---- DATASET RECORDS

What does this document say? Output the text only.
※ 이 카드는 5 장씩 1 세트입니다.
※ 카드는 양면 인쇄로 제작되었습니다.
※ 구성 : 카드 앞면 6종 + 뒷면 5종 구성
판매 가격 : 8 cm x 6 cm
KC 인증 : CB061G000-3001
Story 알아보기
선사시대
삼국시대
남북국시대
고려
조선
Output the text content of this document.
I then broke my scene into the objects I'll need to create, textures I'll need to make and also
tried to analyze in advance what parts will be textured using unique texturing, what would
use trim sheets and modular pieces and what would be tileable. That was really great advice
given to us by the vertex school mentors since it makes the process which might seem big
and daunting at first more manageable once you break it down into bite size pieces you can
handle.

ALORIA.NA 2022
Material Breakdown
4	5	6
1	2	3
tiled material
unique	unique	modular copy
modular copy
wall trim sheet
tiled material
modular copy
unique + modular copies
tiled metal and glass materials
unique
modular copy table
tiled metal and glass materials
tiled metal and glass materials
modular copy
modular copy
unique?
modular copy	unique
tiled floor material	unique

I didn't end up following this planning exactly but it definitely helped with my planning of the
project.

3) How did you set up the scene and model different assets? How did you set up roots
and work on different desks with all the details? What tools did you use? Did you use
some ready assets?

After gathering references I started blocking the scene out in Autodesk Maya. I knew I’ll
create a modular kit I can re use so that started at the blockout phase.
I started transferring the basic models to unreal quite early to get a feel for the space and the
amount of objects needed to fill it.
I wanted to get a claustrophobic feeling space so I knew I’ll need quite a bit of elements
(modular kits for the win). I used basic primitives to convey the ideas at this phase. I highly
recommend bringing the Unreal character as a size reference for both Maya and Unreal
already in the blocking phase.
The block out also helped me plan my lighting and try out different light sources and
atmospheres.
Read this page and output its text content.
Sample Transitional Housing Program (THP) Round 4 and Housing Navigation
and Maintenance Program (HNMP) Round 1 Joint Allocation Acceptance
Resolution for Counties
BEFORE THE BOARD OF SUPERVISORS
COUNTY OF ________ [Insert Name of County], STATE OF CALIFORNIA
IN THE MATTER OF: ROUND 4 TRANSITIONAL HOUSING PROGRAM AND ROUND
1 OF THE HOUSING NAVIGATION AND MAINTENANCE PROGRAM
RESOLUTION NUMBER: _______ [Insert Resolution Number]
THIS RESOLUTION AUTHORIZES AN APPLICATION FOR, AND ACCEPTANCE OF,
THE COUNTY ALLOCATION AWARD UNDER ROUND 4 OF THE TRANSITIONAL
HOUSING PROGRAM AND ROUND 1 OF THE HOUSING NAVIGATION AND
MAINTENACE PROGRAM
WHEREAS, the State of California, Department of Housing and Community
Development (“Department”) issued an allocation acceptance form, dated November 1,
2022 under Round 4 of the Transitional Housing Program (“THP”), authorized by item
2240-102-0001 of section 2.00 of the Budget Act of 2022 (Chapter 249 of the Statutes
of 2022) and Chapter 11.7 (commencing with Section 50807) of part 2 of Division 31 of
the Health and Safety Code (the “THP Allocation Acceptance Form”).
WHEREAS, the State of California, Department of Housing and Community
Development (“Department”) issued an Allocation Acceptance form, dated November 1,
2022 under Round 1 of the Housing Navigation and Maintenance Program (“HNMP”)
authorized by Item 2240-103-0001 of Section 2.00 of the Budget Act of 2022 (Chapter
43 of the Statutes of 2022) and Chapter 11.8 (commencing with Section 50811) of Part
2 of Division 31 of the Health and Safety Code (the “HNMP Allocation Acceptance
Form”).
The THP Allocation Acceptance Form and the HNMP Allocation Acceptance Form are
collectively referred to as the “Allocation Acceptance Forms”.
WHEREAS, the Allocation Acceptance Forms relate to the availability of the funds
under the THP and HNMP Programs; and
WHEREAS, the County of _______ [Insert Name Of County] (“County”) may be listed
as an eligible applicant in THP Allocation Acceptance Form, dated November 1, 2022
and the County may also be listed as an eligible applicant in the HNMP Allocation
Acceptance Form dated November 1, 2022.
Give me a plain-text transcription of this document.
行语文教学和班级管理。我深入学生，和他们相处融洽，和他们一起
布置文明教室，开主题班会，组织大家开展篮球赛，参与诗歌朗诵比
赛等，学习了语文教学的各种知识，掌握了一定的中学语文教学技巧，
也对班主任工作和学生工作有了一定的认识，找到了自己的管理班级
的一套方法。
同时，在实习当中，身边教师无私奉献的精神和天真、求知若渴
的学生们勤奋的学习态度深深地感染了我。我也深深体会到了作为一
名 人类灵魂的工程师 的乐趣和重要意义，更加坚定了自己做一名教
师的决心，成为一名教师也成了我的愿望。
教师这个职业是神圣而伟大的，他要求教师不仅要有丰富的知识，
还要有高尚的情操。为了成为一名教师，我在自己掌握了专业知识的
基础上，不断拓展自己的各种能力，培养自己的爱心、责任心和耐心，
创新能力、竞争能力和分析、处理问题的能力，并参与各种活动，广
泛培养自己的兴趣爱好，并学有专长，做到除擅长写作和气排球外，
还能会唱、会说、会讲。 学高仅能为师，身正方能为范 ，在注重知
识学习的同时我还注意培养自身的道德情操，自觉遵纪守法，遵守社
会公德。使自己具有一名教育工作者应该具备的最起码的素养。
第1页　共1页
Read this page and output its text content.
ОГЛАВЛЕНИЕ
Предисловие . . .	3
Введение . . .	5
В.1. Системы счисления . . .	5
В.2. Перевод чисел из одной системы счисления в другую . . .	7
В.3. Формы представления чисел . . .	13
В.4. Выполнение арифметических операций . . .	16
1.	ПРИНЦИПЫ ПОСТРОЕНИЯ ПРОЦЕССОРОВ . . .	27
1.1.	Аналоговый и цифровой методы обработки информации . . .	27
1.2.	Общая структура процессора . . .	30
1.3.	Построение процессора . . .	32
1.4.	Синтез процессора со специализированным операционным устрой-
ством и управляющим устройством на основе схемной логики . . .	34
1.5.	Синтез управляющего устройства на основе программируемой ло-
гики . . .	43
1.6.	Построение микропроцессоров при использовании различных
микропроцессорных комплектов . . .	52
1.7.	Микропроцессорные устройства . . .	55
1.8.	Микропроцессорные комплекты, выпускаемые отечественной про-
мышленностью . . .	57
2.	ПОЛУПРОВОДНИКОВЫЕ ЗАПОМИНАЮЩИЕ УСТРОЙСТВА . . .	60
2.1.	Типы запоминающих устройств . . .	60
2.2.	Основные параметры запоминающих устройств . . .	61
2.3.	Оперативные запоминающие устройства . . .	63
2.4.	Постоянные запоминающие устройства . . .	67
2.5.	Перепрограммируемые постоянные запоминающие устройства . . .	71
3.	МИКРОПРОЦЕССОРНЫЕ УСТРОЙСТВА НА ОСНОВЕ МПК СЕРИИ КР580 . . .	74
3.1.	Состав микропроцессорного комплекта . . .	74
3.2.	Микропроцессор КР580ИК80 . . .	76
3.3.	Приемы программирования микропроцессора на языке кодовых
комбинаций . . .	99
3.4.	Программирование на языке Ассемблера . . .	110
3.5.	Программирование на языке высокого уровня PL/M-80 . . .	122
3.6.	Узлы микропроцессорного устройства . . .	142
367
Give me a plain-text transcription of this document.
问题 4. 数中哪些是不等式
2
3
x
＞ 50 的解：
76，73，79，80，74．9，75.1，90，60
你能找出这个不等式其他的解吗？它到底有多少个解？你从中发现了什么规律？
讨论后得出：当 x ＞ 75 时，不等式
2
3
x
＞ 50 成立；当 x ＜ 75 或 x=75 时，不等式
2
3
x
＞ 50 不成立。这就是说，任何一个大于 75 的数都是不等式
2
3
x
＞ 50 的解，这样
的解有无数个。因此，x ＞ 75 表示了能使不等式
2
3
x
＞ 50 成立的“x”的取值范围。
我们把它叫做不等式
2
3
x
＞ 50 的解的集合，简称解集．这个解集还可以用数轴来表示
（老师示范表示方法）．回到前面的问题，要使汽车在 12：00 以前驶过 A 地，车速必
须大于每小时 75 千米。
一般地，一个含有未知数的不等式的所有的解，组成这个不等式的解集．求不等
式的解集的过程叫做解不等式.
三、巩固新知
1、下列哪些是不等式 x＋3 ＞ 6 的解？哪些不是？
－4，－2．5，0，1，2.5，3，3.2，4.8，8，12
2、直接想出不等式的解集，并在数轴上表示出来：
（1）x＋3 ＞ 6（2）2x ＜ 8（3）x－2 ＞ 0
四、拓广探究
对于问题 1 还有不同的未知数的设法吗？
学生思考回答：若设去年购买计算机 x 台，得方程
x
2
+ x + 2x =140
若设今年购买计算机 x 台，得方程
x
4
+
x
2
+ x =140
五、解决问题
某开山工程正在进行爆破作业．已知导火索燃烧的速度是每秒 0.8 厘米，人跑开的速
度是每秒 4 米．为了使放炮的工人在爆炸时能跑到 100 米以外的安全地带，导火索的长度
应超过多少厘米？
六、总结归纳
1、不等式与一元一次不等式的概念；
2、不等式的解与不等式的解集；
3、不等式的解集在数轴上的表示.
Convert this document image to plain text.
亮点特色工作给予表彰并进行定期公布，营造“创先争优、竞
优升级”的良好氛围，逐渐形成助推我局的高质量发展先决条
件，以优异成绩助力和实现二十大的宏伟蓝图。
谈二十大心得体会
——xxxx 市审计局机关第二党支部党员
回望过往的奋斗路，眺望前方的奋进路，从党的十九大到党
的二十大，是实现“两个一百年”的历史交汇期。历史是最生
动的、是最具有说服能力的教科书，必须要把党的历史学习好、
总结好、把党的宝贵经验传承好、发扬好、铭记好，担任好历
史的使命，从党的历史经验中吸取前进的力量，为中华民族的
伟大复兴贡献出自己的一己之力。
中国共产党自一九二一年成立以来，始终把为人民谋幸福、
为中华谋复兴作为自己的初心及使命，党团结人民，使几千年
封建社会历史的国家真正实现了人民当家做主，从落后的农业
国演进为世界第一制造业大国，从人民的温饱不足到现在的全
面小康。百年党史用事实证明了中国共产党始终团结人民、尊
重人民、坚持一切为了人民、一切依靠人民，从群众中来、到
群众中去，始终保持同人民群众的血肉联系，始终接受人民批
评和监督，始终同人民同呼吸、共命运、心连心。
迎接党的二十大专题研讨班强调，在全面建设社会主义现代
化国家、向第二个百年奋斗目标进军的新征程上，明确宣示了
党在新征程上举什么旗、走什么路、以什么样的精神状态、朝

--------

### GIVEN PROBLEM:
From the listing above, collect each line in which the string "modular" appears.

### CORRECT OUTPUT:
use trim sheets and modular pieces and what would be tileable. That was really great advice
unique	unique	modular copy
modular copy
modular copy
unique + modular copies
modular copy table
modular copy
modular copy
modular copy	unique
create a modular kit I can re use so that started at the blockout phase.
(modular kits for the win). I used basic primitives to convey the ideas at this phase. I highly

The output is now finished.